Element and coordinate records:
## BEGIN

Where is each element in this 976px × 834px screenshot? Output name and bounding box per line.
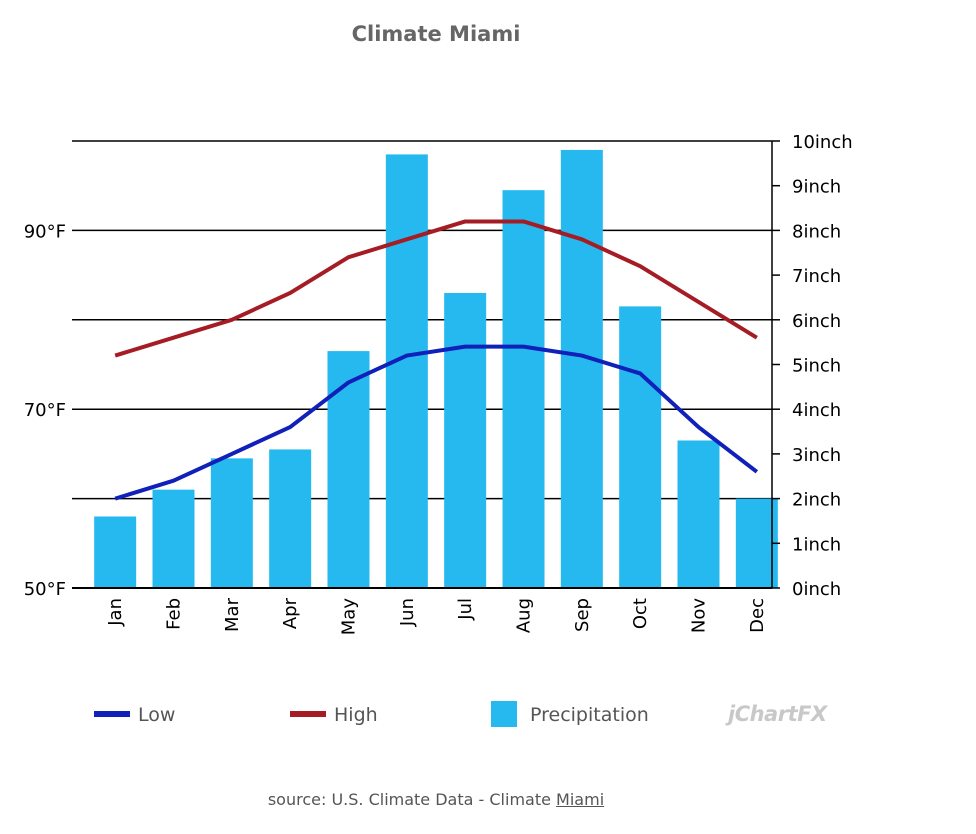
x-axis-tick-label: Jan bbox=[105, 598, 126, 627]
x-axis-tick-label: Feb bbox=[164, 598, 185, 630]
x-axis-tick-label: Aug bbox=[514, 598, 535, 633]
x-axis-tick-label: Jul bbox=[455, 598, 476, 621]
precipitation-bars bbox=[94, 149, 778, 589]
jchartfx-logo: jChartFX bbox=[728, 702, 827, 726]
precipitation-bar bbox=[444, 292, 487, 588]
right-axis-tick-label: 6inch bbox=[792, 311, 841, 332]
precipitation-bar bbox=[502, 190, 545, 589]
right-axis-tick-label: 10inch bbox=[792, 132, 853, 153]
low-temperature-line bbox=[114, 344, 759, 501]
right-axis-tick-label: 8inch bbox=[792, 221, 841, 242]
x-axis-tick-label: Nov bbox=[689, 598, 710, 633]
right-axis-tick-label: 5inch bbox=[792, 356, 841, 377]
axes: 0inch 1inch 2inch 3inch 4inch 5inch 6inch 7inch… bbox=[24, 132, 853, 635]
precipitation-bar bbox=[385, 154, 428, 588]
x-axis-tick-label: Jun bbox=[397, 598, 418, 627]
right-axis-tick-label: 3inch bbox=[792, 445, 841, 466]
source-prefix: source: U.S. Climate Data - Climate bbox=[267, 790, 557, 809]
right-axis-tick-label: 7inch bbox=[792, 266, 841, 287]
legend-swatch-precipitation bbox=[491, 701, 517, 727]
legend-label-low: Low bbox=[138, 704, 175, 726]
legend-label-high: High bbox=[334, 704, 378, 726]
x-axis-tick-label: Apr bbox=[280, 597, 301, 629]
precipitation-bar bbox=[677, 440, 720, 588]
legend: Low High Precipitation bbox=[94, 701, 649, 727]
high-temperature-line bbox=[114, 219, 758, 358]
legend-item-high[interactable]: High bbox=[290, 704, 378, 726]
left-axis-tick-label: 90°F bbox=[24, 221, 66, 242]
precipitation-bar bbox=[94, 516, 137, 588]
precipitation-bar bbox=[152, 489, 195, 588]
source-link-miami[interactable]: Miami bbox=[556, 790, 605, 809]
precipitation-bar bbox=[735, 498, 778, 588]
right-axis-tick-label: 2inch bbox=[792, 490, 841, 511]
x-axis-tick-label: May bbox=[339, 598, 360, 636]
temperature-lines bbox=[114, 219, 759, 501]
chart-title: Climate Miami bbox=[351, 22, 521, 46]
right-axis-tick-label: 9inch bbox=[792, 177, 841, 198]
legend-label-precipitation: Precipitation bbox=[530, 704, 649, 726]
right-axis-tick-label: 0inch bbox=[792, 579, 841, 600]
legend-item-precipitation[interactable]: Precipitation bbox=[491, 701, 649, 727]
source-line: source: U.S. Climate Data - Climate Miam… bbox=[0, 790, 872, 809]
right-axis-tick-label: 1inch bbox=[792, 534, 841, 555]
precipitation-bar bbox=[619, 306, 662, 588]
x-axis-tick-label: Dec bbox=[747, 598, 768, 633]
x-axis-tick-label: Mar bbox=[222, 597, 243, 632]
precipitation-bar bbox=[210, 458, 253, 588]
precipitation-bar bbox=[327, 351, 370, 588]
left-axis-tick-label: 70°F bbox=[24, 400, 66, 421]
left-axis-tick-label: 50°F bbox=[24, 579, 66, 600]
x-axis-tick-label: Oct bbox=[630, 598, 651, 629]
x-axis-tick-label: Sep bbox=[572, 598, 593, 632]
precipitation-bar bbox=[560, 149, 603, 588]
precipitation-bar bbox=[269, 449, 312, 588]
legend-item-low[interactable]: Low bbox=[94, 704, 175, 726]
right-axis-tick-label: 4inch bbox=[792, 400, 841, 421]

## END

● **Written task**
How many lines in the entries above contain the word "temperature"? Reply with the number alone.

● **Problem solution**
3